>> BEGIN Exercise material

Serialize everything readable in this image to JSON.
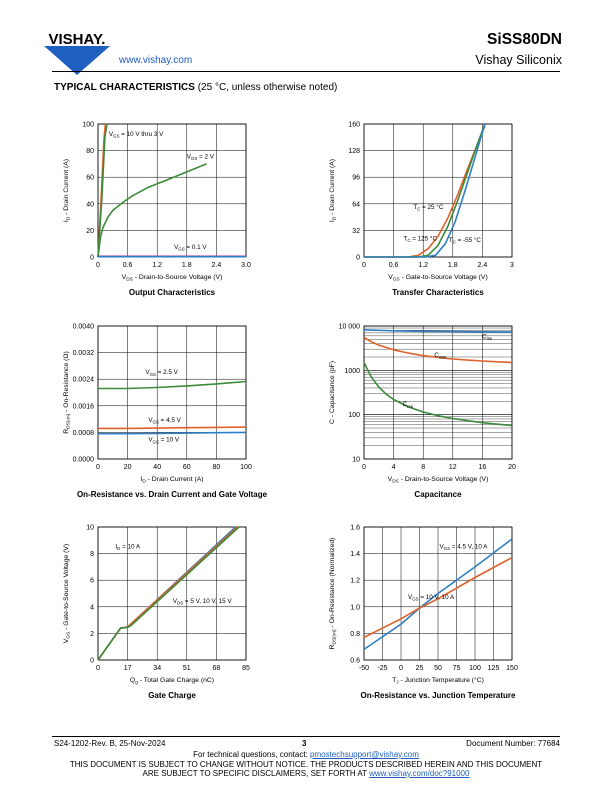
{
  "header": {
    "logo_text": "VISHAY.",
    "website": "www.vishay.com",
    "part_number": "SiSS80DN",
    "company": "Vishay Siliconix",
    "section_title": "TYPICAL CHARACTERISTICS",
    "section_note": "(25 °C, unless otherwise noted)"
  },
  "footer": {
    "revision": "S24-1202-Rev. B, 25-Nov-2024",
    "page": "3",
    "doc_number": "Document Number: 77684",
    "contact_prefix": "For technical questions, contact: ",
    "contact_email": "pmostechsupport@vishay.com",
    "notice_line1": "THIS DOCUMENT IS SUBJECT TO CHANGE WITHOUT NOTICE. THE PRODUCTS DESCRIBED HEREIN AND THIS DOCUMENT",
    "notice_line2_prefix": "ARE SUBJECT TO SPECIFIC DISCLAIMERS, SET FORTH AT ",
    "notice_link": "www.vishay.com/doc?91000"
  },
  "colors": {
    "green": "#3d8a3a",
    "orange": "#e0612a",
    "blue": "#2f7fc4",
    "magenta": "#c0269c",
    "cyan": "#35b0b8"
  },
  "chart_data": [
    {
      "type": "line",
      "caption": "Output Characteristics",
      "xlabel_main": "V",
      "xlabel_sub": "DS",
      "xlabel_rest": " - Drain-to-Source Voltage (V)",
      "ylabel_main": "I",
      "ylabel_sub": "D",
      "ylabel_rest": " - Drain Current (A)",
      "xlim": [
        0,
        3
      ],
      "ylim": [
        0,
        100
      ],
      "xticks": [
        0,
        0.6,
        1.2,
        1.8,
        2.4,
        3.0
      ],
      "xtick_labels": [
        "0",
        "0.6",
        "1.2",
        "1.8",
        "2.4",
        "3.0"
      ],
      "yticks": [
        0,
        20,
        40,
        60,
        80,
        100
      ],
      "ytick_labels": [
        "0",
        "20",
        "40",
        "60",
        "80",
        "100"
      ],
      "series": [
        {
          "color": "orange",
          "x": [
            0,
            0.06,
            0.12,
            0.15
          ],
          "y": [
            0,
            42,
            88,
            100
          ]
        },
        {
          "color": "green",
          "x": [
            0,
            0.08,
            0.14,
            0.18
          ],
          "y": [
            0,
            45,
            90,
            100
          ]
        },
        {
          "color": "green",
          "x": [
            0,
            0.05,
            0.1,
            0.2,
            0.3,
            0.5,
            0.7,
            1.0,
            1.4,
            1.8,
            2.2
          ],
          "y": [
            0,
            15,
            22,
            30,
            35,
            41,
            46,
            52,
            58,
            64,
            70
          ]
        },
        {
          "color": "magenta",
          "x": [
            0,
            3
          ],
          "y": [
            0.5,
            0.5
          ]
        },
        {
          "color": "blue",
          "x": [
            0,
            3
          ],
          "y": [
            0.2,
            0.2
          ]
        }
      ],
      "annotations": [
        {
          "main": "V",
          "sub": "GS",
          "rest": " = 10 V thru 3 V",
          "x": 0.22,
          "y": 91
        },
        {
          "main": "V",
          "sub": "GS",
          "rest": " = 2 V",
          "x": 2.35,
          "y": 74
        },
        {
          "main": "V",
          "sub": "GS",
          "rest": " = 0.1 V",
          "x": 2.2,
          "y": 6
        }
      ]
    },
    {
      "type": "line",
      "caption": "Transfer Characteristics",
      "xlabel_main": "V",
      "xlabel_sub": "GS",
      "xlabel_rest": " - Gate-to-Source Voltage (V)",
      "ylabel_main": "I",
      "ylabel_sub": "D",
      "ylabel_rest": " - Drain Current (A)",
      "xlim": [
        0,
        3
      ],
      "ylim": [
        0,
        160
      ],
      "xticks": [
        0,
        0.6,
        1.2,
        1.8,
        2.4,
        3
      ],
      "xtick_labels": [
        "0",
        "0.6",
        "1.2",
        "1.8",
        "2.4",
        "3"
      ],
      "yticks": [
        0,
        32,
        64,
        96,
        128,
        160
      ],
      "ytick_labels": [
        "0",
        "32",
        "64",
        "96",
        "128",
        "160"
      ],
      "series": [
        {
          "name": "TC = 125 °C",
          "color": "orange",
          "x": [
            0,
            0.9,
            1.1,
            1.3,
            1.5,
            1.7,
            1.9,
            2.1,
            2.3,
            2.45
          ],
          "y": [
            0,
            0,
            2,
            10,
            25,
            47,
            75,
            106,
            136,
            158
          ]
        },
        {
          "name": "TC = 25 °C",
          "color": "green",
          "x": [
            0,
            1.1,
            1.3,
            1.5,
            1.7,
            1.9,
            2.1,
            2.3,
            2.45
          ],
          "y": [
            0,
            0,
            2,
            14,
            37,
            68,
            102,
            136,
            160
          ]
        },
        {
          "name": "TC = -55 °C",
          "color": "blue",
          "x": [
            0,
            1.25,
            1.45,
            1.65,
            1.85,
            2.05,
            2.25,
            2.45
          ],
          "y": [
            0,
            0,
            2,
            16,
            43,
            80,
            120,
            160
          ]
        }
      ],
      "annotations": [
        {
          "main": "T",
          "sub": "C",
          "rest": " = 25 °C",
          "x": 1.0,
          "y": 58
        },
        {
          "main": "T",
          "sub": "C",
          "rest": " = 125 °C",
          "x": 0.8,
          "y": 20
        },
        {
          "main": "T",
          "sub": "C",
          "rest": " = -55 °C",
          "x": 1.72,
          "y": 18
        }
      ]
    },
    {
      "type": "line",
      "caption": "On-Resistance vs. Drain Current and Gate Voltage",
      "xlabel_main": "I",
      "xlabel_sub": "D",
      "xlabel_rest": " - Drain Current (A)",
      "ylabel_main": "R",
      "ylabel_sub": "DS(on)",
      "ylabel_rest": " - On-Resistance (Ω)",
      "xlim": [
        0,
        100
      ],
      "ylim": [
        0,
        0.004
      ],
      "xticks": [
        0,
        20,
        40,
        60,
        80,
        100
      ],
      "xtick_labels": [
        "0",
        "20",
        "40",
        "60",
        "80",
        "100"
      ],
      "yticks": [
        0,
        0.0008,
        0.0016,
        0.0024,
        0.0032,
        0.004
      ],
      "ytick_labels": [
        "0.0000",
        "0.0008",
        "0.0016",
        "0.0024",
        "0.0032",
        "0.0040"
      ],
      "series": [
        {
          "color": "green",
          "x": [
            0,
            20,
            40,
            60,
            80,
            100
          ],
          "y": [
            0.00212,
            0.00212,
            0.00215,
            0.0022,
            0.00226,
            0.00233
          ]
        },
        {
          "color": "orange",
          "x": [
            0,
            20,
            40,
            60,
            80,
            100
          ],
          "y": [
            0.00092,
            0.00092,
            0.00093,
            0.00094,
            0.00095,
            0.00096
          ]
        },
        {
          "color": "blue",
          "x": [
            0,
            20,
            40,
            60,
            80,
            100
          ],
          "y": [
            0.00076,
            0.00076,
            0.00077,
            0.00078,
            0.00079,
            0.0008
          ]
        }
      ],
      "annotations": [
        {
          "main": "V",
          "sub": "GS",
          "rest": " = 2.5 V",
          "x": 32,
          "y": 0.00255
        },
        {
          "main": "V",
          "sub": "GS",
          "rest": " = 4.5 V",
          "x": 34,
          "y": 0.00112
        },
        {
          "main": "V",
          "sub": "GS",
          "rest": " = 10 V",
          "x": 34,
          "y": 0.00052
        }
      ]
    },
    {
      "type": "line",
      "caption": "Capacitance",
      "yscale": "log",
      "xlabel_main": "V",
      "xlabel_sub": "DS",
      "xlabel_rest": " - Drain-to-Source Voltage (V)",
      "ylabel_main": "C",
      "ylabel_sub": "",
      "ylabel_rest": " - Capacitance (pF)",
      "xlim": [
        0,
        20
      ],
      "ylim": [
        10,
        10000
      ],
      "xticks": [
        0,
        4,
        8,
        12,
        16,
        20
      ],
      "xtick_labels": [
        "0",
        "4",
        "8",
        "12",
        "16",
        "20"
      ],
      "yticks": [
        10,
        100,
        1000,
        10000
      ],
      "ytick_labels": [
        "10",
        "100",
        "1000",
        "10 000"
      ],
      "series": [
        {
          "name": "Ciss",
          "color": "blue",
          "x": [
            0,
            4,
            8,
            12,
            16,
            20
          ],
          "y": [
            8200,
            7800,
            7600,
            7500,
            7400,
            7300
          ]
        },
        {
          "name": "Coss",
          "color": "orange",
          "x": [
            0,
            1,
            2,
            4,
            6,
            8,
            10,
            12,
            14,
            16,
            18,
            20
          ],
          "y": [
            5500,
            4400,
            3700,
            2900,
            2450,
            2150,
            1950,
            1800,
            1700,
            1620,
            1560,
            1500
          ]
        },
        {
          "name": "Crss",
          "color": "green",
          "x": [
            0,
            1,
            2,
            3,
            4,
            6,
            8,
            10,
            12,
            14,
            16,
            18,
            20
          ],
          "y": [
            1500,
            700,
            420,
            290,
            220,
            150,
            115,
            95,
            82,
            73,
            66,
            61,
            57
          ]
        }
      ],
      "annotations": [
        {
          "main": "C",
          "sub": "iss",
          "rest": "",
          "x": 17.3,
          "y": 5200
        },
        {
          "main": "C",
          "sub": "oss",
          "rest": "",
          "x": 9.5,
          "y": 2000
        },
        {
          "main": "C",
          "sub": "rss",
          "rest": "",
          "x": 5.2,
          "y": 155
        }
      ]
    },
    {
      "type": "line",
      "caption": "Gate Charge",
      "xlabel_main": "Q",
      "xlabel_sub": "g",
      "xlabel_rest": " - Total Gate Charge (nC)",
      "ylabel_main": "V",
      "ylabel_sub": "GS",
      "ylabel_rest": " - Gate-to-Source Voltage (V)",
      "xlim": [
        0,
        85
      ],
      "ylim": [
        0,
        10
      ],
      "xticks": [
        0,
        17,
        34,
        51,
        68,
        85
      ],
      "xtick_labels": [
        "0",
        "17",
        "34",
        "51",
        "68",
        "85"
      ],
      "yticks": [
        0,
        2,
        4,
        6,
        8,
        10
      ],
      "ytick_labels": [
        "0",
        "2",
        "4",
        "6",
        "8",
        "10"
      ],
      "series": [
        {
          "color": "blue",
          "x": [
            0,
            13,
            16,
            18,
            79
          ],
          "y": [
            0,
            2.4,
            2.45,
            2.6,
            10
          ]
        },
        {
          "color": "orange",
          "x": [
            0,
            13,
            16,
            18,
            80
          ],
          "y": [
            0,
            2.4,
            2.45,
            2.6,
            10
          ]
        },
        {
          "color": "green",
          "x": [
            0,
            13,
            17,
            19,
            81
          ],
          "y": [
            0,
            2.4,
            2.45,
            2.6,
            10
          ]
        }
      ],
      "annotations": [
        {
          "main": "I",
          "sub": "D",
          "rest": " = 10 A",
          "x": 10,
          "y": 8.4
        },
        {
          "main": "V",
          "sub": "DS",
          "rest": " = 5 V, 10 V, 15  V",
          "x": 43,
          "y": 4.3
        }
      ]
    },
    {
      "type": "line",
      "caption": "On-Resistance vs. Junction Temperature",
      "xlabel_main": "T",
      "xlabel_sub": "J",
      "xlabel_rest": " - Junction Temperature (°C)",
      "ylabel_main": "R",
      "ylabel_sub": "DS(on)",
      "ylabel_rest": " - On-Resistance (Normalized)",
      "xlim": [
        -50,
        150
      ],
      "ylim": [
        0.6,
        1.6
      ],
      "xticks": [
        -50,
        -25,
        0,
        25,
        50,
        75,
        100,
        125,
        150
      ],
      "xtick_labels": [
        "-50",
        "-25",
        "0",
        "25",
        "50",
        "75",
        "100",
        "125",
        "150"
      ],
      "yticks": [
        0.6,
        0.8,
        1.0,
        1.2,
        1.4,
        1.6
      ],
      "ytick_labels": [
        "0.6",
        "0.8",
        "1.0",
        "1.2",
        "1.4",
        "1.6"
      ],
      "series": [
        {
          "name": "VGS = 4.5 V, 10 A",
          "color": "blue",
          "x": [
            -50,
            0,
            25,
            50,
            100,
            150
          ],
          "y": [
            0.68,
            0.87,
            0.99,
            1.1,
            1.3,
            1.51
          ]
        },
        {
          "name": "VGS = 10 V, 10 A",
          "color": "orange",
          "x": [
            -50,
            0,
            25,
            50,
            100,
            150
          ],
          "y": [
            0.77,
            0.91,
            0.99,
            1.06,
            1.22,
            1.37
          ]
        }
      ],
      "annotations": [
        {
          "main": "V",
          "sub": "GS",
          "rest": " = 4.5 V, 10 A",
          "x": 52,
          "y": 1.44
        },
        {
          "main": "V",
          "sub": "GS",
          "rest": " = 10 V, 10 A",
          "x": 72,
          "y": 1.06
        }
      ]
    }
  ]
}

>> END Exercise material

Search the data for "Charge". Copy every line that has it.

      "caption": "Gate Charge",
      "xlabel_rest": " - Total Gate Charge (nC)",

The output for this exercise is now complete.